═════ Extrait source ═════

IA - SHS : Nouvelle frontière franchie - la justice rendue par les machines.

La présidente de l'Estonie vient d'annoncer (selon Wired) son intention de confier le jugement des délits mineurs (dont les dommages sont inférieurs à 7 000 euros) à un système d’intelligence artificielle (IA). Ce système devra, dans un premier temps, se prononcer de manière  autonome sur la culpabilité d’un prévenu, sur le dommage subi et sur le montant de la peine. Le condamné aura la possibilité de faire appel devant un tribunal « humain » de deuxième instance, ou celui d'accepter la sentence, ce qui devrait être le cas dans un nombre significatif de cas et désengorger d’autant les tribunaux et permettant aux juges et greffiers de se consacrer au traitement des affaires plus complexes.
Une intelligence artificielle aura pour la première fois dans l'histoire de la justice la responsabilité autonome d’un jugement. Le principe de cette IA judiciaire a été développé par Ott Velsberg, directeur national des données en Estonie, et associera l’analyse des textes légaux, l’analyse des informations mises en ligne par les deux parties en conflit sur une plateforme dédiée, et les preuves, témoignages, allégations et informations personnelles concernant les parties. Là réside un second point qui peut être problématique, puisque ce principe est non conforme avec ceux de la RGPD européenne et pourrait engager à une justice prédictive avec une collecte préventive de données personnelles et les dérives de fichage qui seraient alors légalement justifiées par la commission potentielle de délits. La date de promotion de ce système est prévue pour la fin de l’année 2019.

═════ Matériel source ═════

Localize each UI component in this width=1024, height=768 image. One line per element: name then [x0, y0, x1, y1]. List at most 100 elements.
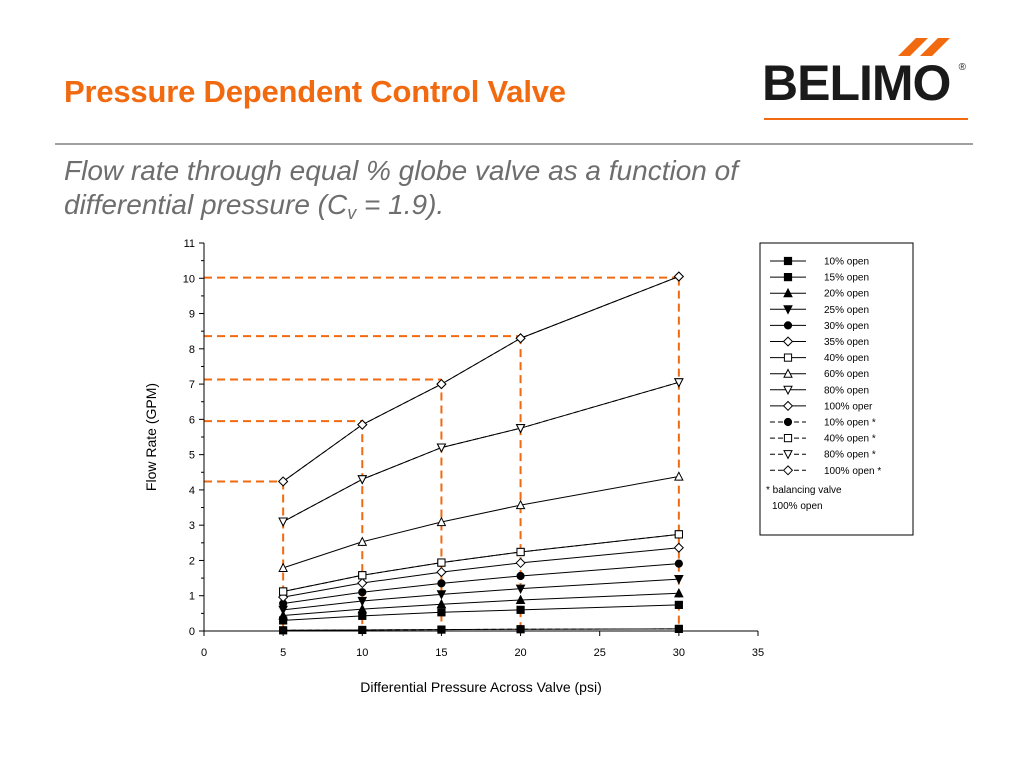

═════

**Tâche à réaliser**
Rédigez la suite de l'extrait sur le projet estonien de justice confiée à une intelligence artificielle, en reprenant après sa dernière phrase. Ce matériel provient d'une source distincte de l'extrait.

**Résultat de l'exercice**
Le premier et principal problème reste néanmoins celui, éternel, de la confiance dans la décision. En décembre 2018, un groupe de travail de la Commission européenne pour l’efficacité de la justice avait déjà proposé une charte éthique européenne sur l’utilisation de l’IA dans les systèmes juridiques. Ce qui pose problème est l’opacité du fonctionnement de tout logiciel de deep learning, dont le principe est justement d'échapper à toute possibilité de représentation cognitive. Le deep learning est en effet une méthode d’IA basée sur un  « apprentissage opaque » apprend d’elle-même en fonction de partis-pris de programmation (méthode, information de base, etc.). Il est impossible de savoir ce qui se passe précisément dans le programme, et on démontre que les apprentissages sont différents en fonction de données initiales différentes (sensibilité aux conditions initiales) et de la pratique (expérience) du programme. On peut par exemple craindre que des jugements initiaux soient moins pertinents que les suivants et qu’après un certains temps, les décisions convergent vers des bassins d’attraction, les rendant systématisées plus qu’individualisées.